START

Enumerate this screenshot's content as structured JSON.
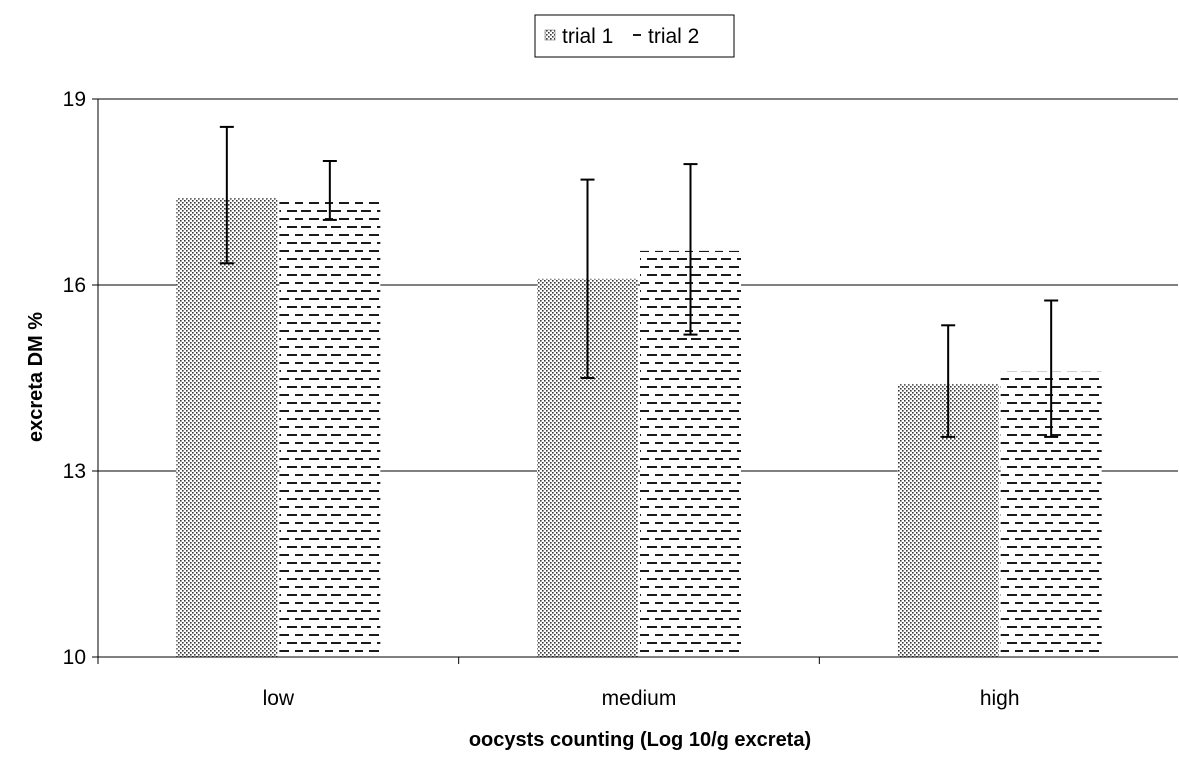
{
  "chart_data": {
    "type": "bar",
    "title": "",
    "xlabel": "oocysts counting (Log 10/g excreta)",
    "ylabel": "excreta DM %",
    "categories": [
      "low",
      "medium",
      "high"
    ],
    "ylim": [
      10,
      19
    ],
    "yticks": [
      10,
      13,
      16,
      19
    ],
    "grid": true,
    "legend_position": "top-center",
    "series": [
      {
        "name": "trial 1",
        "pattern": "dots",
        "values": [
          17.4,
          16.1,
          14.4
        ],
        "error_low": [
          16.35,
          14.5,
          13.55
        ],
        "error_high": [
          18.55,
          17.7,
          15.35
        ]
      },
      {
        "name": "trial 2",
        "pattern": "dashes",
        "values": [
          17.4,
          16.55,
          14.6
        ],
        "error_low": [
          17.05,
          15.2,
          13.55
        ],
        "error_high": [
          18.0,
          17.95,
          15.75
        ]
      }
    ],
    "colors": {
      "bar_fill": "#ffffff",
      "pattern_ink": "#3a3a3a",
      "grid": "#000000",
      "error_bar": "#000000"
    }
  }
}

END

EXERCISE INSTRUCTIONS: With the pictures left out, transcribe the material exactly.

PROBLEM SOLUTION:
Enumerate this screenshot's content as structured JSON.
{
  "chart_data": {
    "type": "bar",
    "title": "",
    "xlabel": "oocysts counting (Log 10/g excreta)",
    "ylabel": "excreta DM %",
    "categories": [
      "low",
      "medium",
      "high"
    ],
    "ylim": [
      10,
      19
    ],
    "yticks": [
      10,
      13,
      16,
      19
    ],
    "grid": true,
    "legend_position": "top-center",
    "series": [
      {
        "name": "trial 1",
        "pattern": "dots",
        "values": [
          17.4,
          16.1,
          14.4
        ],
        "error_low": [
          16.35,
          14.5,
          13.55
        ],
        "error_high": [
          18.55,
          17.7,
          15.35
        ]
      },
      {
        "name": "trial 2",
        "pattern": "dashes",
        "values": [
          17.4,
          16.55,
          14.6
        ],
        "error_low": [
          17.05,
          15.2,
          13.55
        ],
        "error_high": [
          18.0,
          17.95,
          15.75
        ]
      }
    ],
    "colors": {
      "bar_fill": "#ffffff",
      "pattern_ink": "#3a3a3a",
      "grid": "#000000",
      "error_bar": "#000000"
    }
  }
}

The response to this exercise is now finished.